DATA SUPPLIED:
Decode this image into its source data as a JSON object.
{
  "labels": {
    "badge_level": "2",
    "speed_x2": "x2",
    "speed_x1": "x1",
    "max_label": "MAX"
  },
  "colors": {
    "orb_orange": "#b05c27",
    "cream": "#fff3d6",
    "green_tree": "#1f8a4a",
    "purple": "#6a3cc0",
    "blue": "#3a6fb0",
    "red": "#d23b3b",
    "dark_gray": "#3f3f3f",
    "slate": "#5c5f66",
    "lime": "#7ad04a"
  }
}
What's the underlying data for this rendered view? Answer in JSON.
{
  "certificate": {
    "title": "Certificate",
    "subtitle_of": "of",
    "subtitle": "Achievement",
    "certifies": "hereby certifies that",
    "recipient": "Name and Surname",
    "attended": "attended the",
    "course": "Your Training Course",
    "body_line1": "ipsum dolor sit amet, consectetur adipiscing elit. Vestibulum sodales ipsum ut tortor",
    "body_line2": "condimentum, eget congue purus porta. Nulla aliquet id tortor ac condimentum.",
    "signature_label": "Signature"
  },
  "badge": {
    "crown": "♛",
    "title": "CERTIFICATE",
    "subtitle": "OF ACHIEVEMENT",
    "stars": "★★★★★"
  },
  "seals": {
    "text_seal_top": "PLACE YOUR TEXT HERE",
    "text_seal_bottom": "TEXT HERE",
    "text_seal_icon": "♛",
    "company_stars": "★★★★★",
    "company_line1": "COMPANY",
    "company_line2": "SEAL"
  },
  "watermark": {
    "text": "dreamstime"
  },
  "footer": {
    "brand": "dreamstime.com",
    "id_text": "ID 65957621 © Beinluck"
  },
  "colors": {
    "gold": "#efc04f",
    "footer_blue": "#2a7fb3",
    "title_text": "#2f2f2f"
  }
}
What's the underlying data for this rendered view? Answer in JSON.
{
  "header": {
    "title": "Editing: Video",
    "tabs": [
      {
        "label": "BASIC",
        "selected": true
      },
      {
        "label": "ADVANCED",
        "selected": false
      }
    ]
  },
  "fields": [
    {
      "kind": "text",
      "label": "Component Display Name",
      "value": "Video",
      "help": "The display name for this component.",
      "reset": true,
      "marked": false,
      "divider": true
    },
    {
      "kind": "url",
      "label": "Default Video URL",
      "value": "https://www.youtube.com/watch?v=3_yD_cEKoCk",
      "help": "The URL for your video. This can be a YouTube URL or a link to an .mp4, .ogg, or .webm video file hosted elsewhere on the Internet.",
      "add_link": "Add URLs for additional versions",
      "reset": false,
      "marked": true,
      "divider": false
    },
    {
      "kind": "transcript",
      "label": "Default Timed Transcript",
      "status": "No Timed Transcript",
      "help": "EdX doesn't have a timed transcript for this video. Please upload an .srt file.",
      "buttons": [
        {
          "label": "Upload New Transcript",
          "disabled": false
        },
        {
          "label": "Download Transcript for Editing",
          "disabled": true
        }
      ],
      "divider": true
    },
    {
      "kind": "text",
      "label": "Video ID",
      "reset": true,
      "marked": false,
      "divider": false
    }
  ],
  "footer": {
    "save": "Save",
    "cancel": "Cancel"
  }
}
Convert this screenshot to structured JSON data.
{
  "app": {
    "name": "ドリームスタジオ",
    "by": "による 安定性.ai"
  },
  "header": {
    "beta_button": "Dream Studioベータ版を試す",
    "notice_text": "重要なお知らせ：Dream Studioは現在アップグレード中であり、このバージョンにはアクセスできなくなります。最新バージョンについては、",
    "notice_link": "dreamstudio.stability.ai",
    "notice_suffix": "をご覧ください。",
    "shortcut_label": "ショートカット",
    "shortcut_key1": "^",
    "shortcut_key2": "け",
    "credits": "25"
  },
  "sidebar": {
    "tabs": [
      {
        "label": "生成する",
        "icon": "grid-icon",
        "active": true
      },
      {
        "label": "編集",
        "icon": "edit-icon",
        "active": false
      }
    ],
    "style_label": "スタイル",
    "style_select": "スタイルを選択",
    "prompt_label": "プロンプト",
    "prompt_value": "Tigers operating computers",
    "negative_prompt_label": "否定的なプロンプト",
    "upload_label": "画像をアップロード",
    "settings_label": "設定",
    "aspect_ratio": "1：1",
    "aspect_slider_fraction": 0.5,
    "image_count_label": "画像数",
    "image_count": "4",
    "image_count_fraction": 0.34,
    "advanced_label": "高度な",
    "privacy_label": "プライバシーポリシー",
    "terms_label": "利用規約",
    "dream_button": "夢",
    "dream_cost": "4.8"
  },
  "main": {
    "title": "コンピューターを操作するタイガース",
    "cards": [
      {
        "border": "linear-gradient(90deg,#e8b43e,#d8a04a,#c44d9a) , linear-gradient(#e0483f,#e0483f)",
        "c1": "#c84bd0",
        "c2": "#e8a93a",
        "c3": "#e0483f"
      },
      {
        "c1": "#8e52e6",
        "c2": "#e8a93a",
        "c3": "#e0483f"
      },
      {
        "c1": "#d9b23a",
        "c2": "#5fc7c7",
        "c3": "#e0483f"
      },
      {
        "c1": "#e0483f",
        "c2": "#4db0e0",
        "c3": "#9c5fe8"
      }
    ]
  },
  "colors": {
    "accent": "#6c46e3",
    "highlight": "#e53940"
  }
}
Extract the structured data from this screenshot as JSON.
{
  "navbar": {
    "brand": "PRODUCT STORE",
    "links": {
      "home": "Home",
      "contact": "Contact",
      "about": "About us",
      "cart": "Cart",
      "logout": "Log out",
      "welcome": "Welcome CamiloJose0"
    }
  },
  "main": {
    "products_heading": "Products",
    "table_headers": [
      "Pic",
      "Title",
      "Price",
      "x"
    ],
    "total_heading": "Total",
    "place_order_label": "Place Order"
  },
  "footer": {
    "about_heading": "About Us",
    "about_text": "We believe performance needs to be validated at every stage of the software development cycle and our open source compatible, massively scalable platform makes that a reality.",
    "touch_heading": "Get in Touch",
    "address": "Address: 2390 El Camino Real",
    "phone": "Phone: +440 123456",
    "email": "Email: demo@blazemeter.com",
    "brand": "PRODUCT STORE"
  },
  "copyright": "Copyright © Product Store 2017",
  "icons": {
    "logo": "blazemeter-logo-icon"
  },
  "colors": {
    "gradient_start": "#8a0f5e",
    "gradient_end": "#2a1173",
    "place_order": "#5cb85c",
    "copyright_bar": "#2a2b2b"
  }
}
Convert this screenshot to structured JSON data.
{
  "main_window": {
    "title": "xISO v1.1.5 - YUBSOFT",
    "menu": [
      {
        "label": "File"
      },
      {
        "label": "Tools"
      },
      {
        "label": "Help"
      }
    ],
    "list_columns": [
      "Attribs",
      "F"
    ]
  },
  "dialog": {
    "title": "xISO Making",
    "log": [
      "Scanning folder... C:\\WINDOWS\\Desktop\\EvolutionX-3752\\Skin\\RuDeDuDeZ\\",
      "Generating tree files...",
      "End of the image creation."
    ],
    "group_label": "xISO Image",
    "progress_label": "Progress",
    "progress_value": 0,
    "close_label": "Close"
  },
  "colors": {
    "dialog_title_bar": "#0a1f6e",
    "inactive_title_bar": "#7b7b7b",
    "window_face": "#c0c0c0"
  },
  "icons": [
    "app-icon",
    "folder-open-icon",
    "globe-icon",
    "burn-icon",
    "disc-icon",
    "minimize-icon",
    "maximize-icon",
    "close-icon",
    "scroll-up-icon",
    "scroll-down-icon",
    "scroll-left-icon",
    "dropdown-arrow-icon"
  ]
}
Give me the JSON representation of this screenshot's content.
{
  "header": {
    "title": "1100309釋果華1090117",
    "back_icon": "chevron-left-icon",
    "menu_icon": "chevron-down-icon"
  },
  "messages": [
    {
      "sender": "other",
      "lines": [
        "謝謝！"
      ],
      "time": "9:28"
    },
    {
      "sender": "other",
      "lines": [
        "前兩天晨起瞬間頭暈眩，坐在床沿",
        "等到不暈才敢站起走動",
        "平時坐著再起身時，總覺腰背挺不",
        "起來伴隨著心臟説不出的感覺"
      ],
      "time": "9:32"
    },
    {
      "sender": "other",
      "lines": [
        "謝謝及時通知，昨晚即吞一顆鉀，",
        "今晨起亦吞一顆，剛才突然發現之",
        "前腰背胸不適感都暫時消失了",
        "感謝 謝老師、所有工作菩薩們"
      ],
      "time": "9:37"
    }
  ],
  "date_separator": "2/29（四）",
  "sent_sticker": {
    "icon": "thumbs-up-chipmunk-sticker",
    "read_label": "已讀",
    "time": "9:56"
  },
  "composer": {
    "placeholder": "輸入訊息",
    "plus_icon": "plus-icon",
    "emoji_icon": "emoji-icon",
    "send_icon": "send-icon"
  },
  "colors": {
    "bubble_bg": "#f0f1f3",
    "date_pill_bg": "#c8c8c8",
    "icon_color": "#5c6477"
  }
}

THE PROBLEM: Using the records above, pull out each line where the word "true" occurs.

THE REPLY:
        "selected": true
      "reset": true,
      "divider": true
      "marked": true,
          "disabled": true
      "divider": true
      "reset": true,
        "active": true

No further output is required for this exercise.